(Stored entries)
+ + +
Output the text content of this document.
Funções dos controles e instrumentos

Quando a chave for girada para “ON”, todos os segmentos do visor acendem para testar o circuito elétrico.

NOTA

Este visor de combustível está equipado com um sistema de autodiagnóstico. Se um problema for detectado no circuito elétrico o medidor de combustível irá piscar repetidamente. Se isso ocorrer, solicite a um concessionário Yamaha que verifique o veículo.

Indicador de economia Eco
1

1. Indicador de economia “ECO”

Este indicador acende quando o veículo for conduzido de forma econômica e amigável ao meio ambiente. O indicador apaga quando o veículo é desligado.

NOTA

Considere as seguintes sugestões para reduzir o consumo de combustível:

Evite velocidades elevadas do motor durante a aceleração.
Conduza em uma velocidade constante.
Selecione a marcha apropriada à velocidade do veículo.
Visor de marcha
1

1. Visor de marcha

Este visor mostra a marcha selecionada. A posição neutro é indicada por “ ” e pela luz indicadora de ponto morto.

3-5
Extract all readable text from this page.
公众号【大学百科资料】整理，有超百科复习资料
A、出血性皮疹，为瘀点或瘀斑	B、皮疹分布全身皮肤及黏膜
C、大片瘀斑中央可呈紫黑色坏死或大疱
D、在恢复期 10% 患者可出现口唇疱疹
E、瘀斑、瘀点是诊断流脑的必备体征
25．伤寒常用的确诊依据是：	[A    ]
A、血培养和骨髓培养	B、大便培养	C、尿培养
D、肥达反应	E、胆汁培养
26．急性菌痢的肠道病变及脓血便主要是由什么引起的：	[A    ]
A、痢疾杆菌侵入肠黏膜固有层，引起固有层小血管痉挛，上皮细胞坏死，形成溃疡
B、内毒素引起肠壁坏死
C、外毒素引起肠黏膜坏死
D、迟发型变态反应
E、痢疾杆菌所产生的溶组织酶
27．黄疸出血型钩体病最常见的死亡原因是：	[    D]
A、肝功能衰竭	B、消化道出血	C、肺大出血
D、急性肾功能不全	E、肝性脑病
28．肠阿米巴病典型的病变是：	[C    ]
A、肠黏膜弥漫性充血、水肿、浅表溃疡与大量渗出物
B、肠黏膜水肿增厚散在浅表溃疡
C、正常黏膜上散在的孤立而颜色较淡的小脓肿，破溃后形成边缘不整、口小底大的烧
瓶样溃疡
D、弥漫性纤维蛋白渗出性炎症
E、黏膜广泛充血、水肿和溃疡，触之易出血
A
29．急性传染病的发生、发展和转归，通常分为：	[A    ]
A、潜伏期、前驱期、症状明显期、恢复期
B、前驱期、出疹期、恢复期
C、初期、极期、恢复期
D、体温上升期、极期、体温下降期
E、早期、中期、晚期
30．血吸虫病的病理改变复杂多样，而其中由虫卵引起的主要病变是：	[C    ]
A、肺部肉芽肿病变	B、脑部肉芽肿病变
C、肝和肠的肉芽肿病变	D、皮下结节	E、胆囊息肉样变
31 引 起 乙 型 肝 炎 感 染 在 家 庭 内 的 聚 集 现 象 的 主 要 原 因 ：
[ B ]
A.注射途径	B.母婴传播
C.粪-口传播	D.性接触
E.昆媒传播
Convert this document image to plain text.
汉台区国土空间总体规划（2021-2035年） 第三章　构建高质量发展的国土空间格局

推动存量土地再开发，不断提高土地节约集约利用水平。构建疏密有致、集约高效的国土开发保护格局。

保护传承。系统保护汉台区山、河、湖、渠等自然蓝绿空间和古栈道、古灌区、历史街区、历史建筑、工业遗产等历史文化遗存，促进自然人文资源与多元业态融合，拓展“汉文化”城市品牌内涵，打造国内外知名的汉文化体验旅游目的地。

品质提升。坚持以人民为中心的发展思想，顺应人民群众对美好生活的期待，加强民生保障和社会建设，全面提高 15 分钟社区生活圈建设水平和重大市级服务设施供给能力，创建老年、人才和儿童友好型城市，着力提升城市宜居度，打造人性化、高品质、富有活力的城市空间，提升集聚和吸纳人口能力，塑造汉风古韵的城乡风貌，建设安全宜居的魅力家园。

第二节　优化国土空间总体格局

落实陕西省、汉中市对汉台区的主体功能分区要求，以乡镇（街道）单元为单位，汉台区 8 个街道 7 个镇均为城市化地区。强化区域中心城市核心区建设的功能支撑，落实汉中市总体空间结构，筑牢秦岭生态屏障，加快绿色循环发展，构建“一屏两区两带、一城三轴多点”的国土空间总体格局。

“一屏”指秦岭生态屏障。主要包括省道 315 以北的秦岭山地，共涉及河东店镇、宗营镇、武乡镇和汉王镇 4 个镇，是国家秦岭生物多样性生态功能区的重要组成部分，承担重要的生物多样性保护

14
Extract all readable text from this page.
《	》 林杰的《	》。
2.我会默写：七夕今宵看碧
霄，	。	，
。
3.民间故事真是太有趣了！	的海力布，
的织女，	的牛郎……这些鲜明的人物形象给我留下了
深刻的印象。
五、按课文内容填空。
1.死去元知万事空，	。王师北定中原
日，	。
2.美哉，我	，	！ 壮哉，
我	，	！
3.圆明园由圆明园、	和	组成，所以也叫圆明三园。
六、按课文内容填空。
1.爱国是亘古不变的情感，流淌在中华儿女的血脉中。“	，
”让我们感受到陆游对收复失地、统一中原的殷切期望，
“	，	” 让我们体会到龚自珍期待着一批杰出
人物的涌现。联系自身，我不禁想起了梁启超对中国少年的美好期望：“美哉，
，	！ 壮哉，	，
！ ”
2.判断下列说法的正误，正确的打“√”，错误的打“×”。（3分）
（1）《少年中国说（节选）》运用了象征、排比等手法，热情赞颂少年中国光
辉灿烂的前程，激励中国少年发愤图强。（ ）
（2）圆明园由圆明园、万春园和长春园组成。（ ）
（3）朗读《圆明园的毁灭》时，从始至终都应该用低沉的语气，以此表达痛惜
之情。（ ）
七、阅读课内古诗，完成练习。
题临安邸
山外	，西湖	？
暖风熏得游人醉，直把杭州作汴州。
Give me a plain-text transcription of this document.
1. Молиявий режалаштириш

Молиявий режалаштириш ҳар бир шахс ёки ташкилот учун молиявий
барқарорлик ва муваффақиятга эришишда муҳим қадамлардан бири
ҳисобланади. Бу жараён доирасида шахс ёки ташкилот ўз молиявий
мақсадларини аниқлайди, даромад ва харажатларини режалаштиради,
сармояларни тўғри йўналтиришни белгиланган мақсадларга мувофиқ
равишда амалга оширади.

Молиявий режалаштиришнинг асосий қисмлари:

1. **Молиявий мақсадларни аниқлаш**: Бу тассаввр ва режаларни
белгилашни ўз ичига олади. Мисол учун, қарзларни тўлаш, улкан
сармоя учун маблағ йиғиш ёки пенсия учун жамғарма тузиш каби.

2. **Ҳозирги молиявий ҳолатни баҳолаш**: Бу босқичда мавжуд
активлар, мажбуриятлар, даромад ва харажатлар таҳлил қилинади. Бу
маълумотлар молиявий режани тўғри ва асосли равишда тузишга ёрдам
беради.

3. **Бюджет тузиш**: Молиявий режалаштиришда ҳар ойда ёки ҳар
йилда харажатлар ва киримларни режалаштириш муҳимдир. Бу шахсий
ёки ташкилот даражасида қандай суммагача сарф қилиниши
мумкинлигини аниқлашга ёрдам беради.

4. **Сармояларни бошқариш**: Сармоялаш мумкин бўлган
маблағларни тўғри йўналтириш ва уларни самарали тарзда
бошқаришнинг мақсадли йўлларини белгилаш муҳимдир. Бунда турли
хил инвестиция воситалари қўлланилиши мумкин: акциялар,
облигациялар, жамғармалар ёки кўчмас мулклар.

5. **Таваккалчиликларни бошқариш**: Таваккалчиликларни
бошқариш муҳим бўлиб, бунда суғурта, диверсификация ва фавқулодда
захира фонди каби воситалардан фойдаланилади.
+ + +
Recopy the entries above exactly, with every line included.

■ Expected output:
Output the text content of this document.
Funções dos controles e instrumentos

Quando a chave for girada para “ON”, todos os segmentos do visor acendem para testar o circuito elétrico.

NOTA

Este visor de combustível está equipado com um sistema de autodiagnóstico. Se um problema for detectado no circuito elétrico o medidor de combustível irá piscar repetidamente. Se isso ocorrer, solicite a um concessionário Yamaha que verifique o veículo.

Indicador de economia Eco
1

1. Indicador de economia “ECO”

Este indicador acende quando o veículo for conduzido de forma econômica e amigável ao meio ambiente. O indicador apaga quando o veículo é desligado.

NOTA

Considere as seguintes sugestões para reduzir o consumo de combustível:

Evite velocidades elevadas do motor durante a aceleração.
Conduza em uma velocidade constante.
Selecione a marcha apropriada à velocidade do veículo.
Visor de marcha
1

1. Visor de marcha

Este visor mostra a marcha selecionada. A posição neutro é indicada por “ ” e pela luz indicadora de ponto morto.

3-5
Extract all readable text from this page.
公众号【大学百科资料】整理，有超百科复习资料
A、出血性皮疹，为瘀点或瘀斑	B、皮疹分布全身皮肤及黏膜
C、大片瘀斑中央可呈紫黑色坏死或大疱
D、在恢复期 10% 患者可出现口唇疱疹
E、瘀斑、瘀点是诊断流脑的必备体征
25．伤寒常用的确诊依据是：	[A    ]
A、血培养和骨髓培养	B、大便培养	C、尿培养
D、肥达反应	E、胆汁培养
26．急性菌痢的肠道病变及脓血便主要是由什么引起的：	[A    ]
A、痢疾杆菌侵入肠黏膜固有层，引起固有层小血管痉挛，上皮细胞坏死，形成溃疡
B、内毒素引起肠壁坏死
C、外毒素引起肠黏膜坏死
D、迟发型变态反应
E、痢疾杆菌所产生的溶组织酶
27．黄疸出血型钩体病最常见的死亡原因是：	[    D]
A、肝功能衰竭	B、消化道出血	C、肺大出血
D、急性肾功能不全	E、肝性脑病
28．肠阿米巴病典型的病变是：	[C    ]
A、肠黏膜弥漫性充血、水肿、浅表溃疡与大量渗出物
B、肠黏膜水肿增厚散在浅表溃疡
C、正常黏膜上散在的孤立而颜色较淡的小脓肿，破溃后形成边缘不整、口小底大的烧
瓶样溃疡
D、弥漫性纤维蛋白渗出性炎症
E、黏膜广泛充血、水肿和溃疡，触之易出血
A
29．急性传染病的发生、发展和转归，通常分为：	[A    ]
A、潜伏期、前驱期、症状明显期、恢复期
B、前驱期、出疹期、恢复期
C、初期、极期、恢复期
D、体温上升期、极期、体温下降期
E、早期、中期、晚期
30．血吸虫病的病理改变复杂多样，而其中由虫卵引起的主要病变是：	[C    ]
A、肺部肉芽肿病变	B、脑部肉芽肿病变
C、肝和肠的肉芽肿病变	D、皮下结节	E、胆囊息肉样变
31 引 起 乙 型 肝 炎 感 染 在 家 庭 内 的 聚 集 现 象 的 主 要 原 因 ：
[ B ]
A.注射途径	B.母婴传播
C.粪-口传播	D.性接触
E.昆媒传播
Convert this document image to plain text.
汉台区国土空间总体规划（2021-2035年） 第三章　构建高质量发展的国土空间格局

推动存量土地再开发，不断提高土地节约集约利用水平。构建疏密有致、集约高效的国土开发保护格局。

保护传承。系统保护汉台区山、河、湖、渠等自然蓝绿空间和古栈道、古灌区、历史街区、历史建筑、工业遗产等历史文化遗存，促进自然人文资源与多元业态融合，拓展“汉文化”城市品牌内涵，打造国内外知名的汉文化体验旅游目的地。

品质提升。坚持以人民为中心的发展思想，顺应人民群众对美好生活的期待，加强民生保障和社会建设，全面提高 15 分钟社区生活圈建设水平和重大市级服务设施供给能力，创建老年、人才和儿童友好型城市，着力提升城市宜居度，打造人性化、高品质、富有活力的城市空间，提升集聚和吸纳人口能力，塑造汉风古韵的城乡风貌，建设安全宜居的魅力家园。

第二节　优化国土空间总体格局

落实陕西省、汉中市对汉台区的主体功能分区要求，以乡镇（街道）单元为单位，汉台区 8 个街道 7 个镇均为城市化地区。强化区域中心城市核心区建设的功能支撑，落实汉中市总体空间结构，筑牢秦岭生态屏障，加快绿色循环发展，构建“一屏两区两带、一城三轴多点”的国土空间总体格局。

“一屏”指秦岭生态屏障。主要包括省道 315 以北的秦岭山地，共涉及河东店镇、宗营镇、武乡镇和汉王镇 4 个镇，是国家秦岭生物多样性生态功能区的重要组成部分，承担重要的生物多样性保护

14
Extract all readable text from this page.
《	》 林杰的《	》。
2.我会默写：七夕今宵看碧
霄，	。	，
。
3.民间故事真是太有趣了！	的海力布，
的织女，	的牛郎……这些鲜明的人物形象给我留下了
深刻的印象。
五、按课文内容填空。
1.死去元知万事空，	。王师北定中原
日，	。
2.美哉，我	，	！ 壮哉，
我	，	！
3.圆明园由圆明园、	和	组成，所以也叫圆明三园。
六、按课文内容填空。
1.爱国是亘古不变的情感，流淌在中华儿女的血脉中。“	，
”让我们感受到陆游对收复失地、统一中原的殷切期望，
“	，	” 让我们体会到龚自珍期待着一批杰出
人物的涌现。联系自身，我不禁想起了梁启超对中国少年的美好期望：“美哉，
，	！ 壮哉，	，
！ ”
2.判断下列说法的正误，正确的打“√”，错误的打“×”。（3分）
（1）《少年中国说（节选）》运用了象征、排比等手法，热情赞颂少年中国光
辉灿烂的前程，激励中国少年发愤图强。（ ）
（2）圆明园由圆明园、万春园和长春园组成。（ ）
（3）朗读《圆明园的毁灭》时，从始至终都应该用低沉的语气，以此表达痛惜
之情。（ ）
七、阅读课内古诗，完成练习。
题临安邸
山外	，西湖	？
暖风熏得游人醉，直把杭州作汴州。
Give me a plain-text transcription of this document.
1. Молиявий режалаштириш

Молиявий режалаштириш ҳар бир шахс ёки ташкилот учун молиявий
барқарорлик ва муваффақиятга эришишда муҳим қадамлардан бири
ҳисобланади. Бу жараён доирасида шахс ёки ташкилот ўз молиявий
мақсадларини аниқлайди, даромад ва харажатларини режалаштиради,
сармояларни тўғри йўналтиришни белгиланган мақсадларга мувофиқ
равишда амалга оширади.

Молиявий режалаштиришнинг асосий қисмлари:

1. **Молиявий мақсадларни аниқлаш**: Бу тассаввр ва режаларни
белгилашни ўз ичига олади. Мисол учун, қарзларни тўлаш, улкан
сармоя учун маблағ йиғиш ёки пенсия учун жамғарма тузиш каби.

2. **Ҳозирги молиявий ҳолатни баҳолаш**: Бу босқичда мавжуд
активлар, мажбуриятлар, даромад ва харажатлар таҳлил қилинади. Бу
маълумотлар молиявий режани тўғри ва асосли равишда тузишга ёрдам
беради.

3. **Бюджет тузиш**: Молиявий режалаштиришда ҳар ойда ёки ҳар
йилда харажатлар ва киримларни режалаштириш муҳимдир. Бу шахсий
ёки ташкилот даражасида қандай суммагача сарф қилиниши
мумкинлигини аниқлашга ёрдам беради.

4. **Сармояларни бошқариш**: Сармоялаш мумкин бўлган
маблағларни тўғри йўналтириш ва уларни самарали тарзда
бошқаришнинг мақсадли йўлларини белгилаш муҳимдир. Бунда турли
хил инвестиция воситалари қўлланилиши мумкин: акциялар,
облигациялар, жамғармалар ёки кўчмас мулклар.

5. **Таваккалчиликларни бошқариш**: Таваккалчиликларни
бошқариш муҳим бўлиб, бунда суғурта, диверсификация ва фавқулодда
захира фонди каби воситалардан фойдаланилади.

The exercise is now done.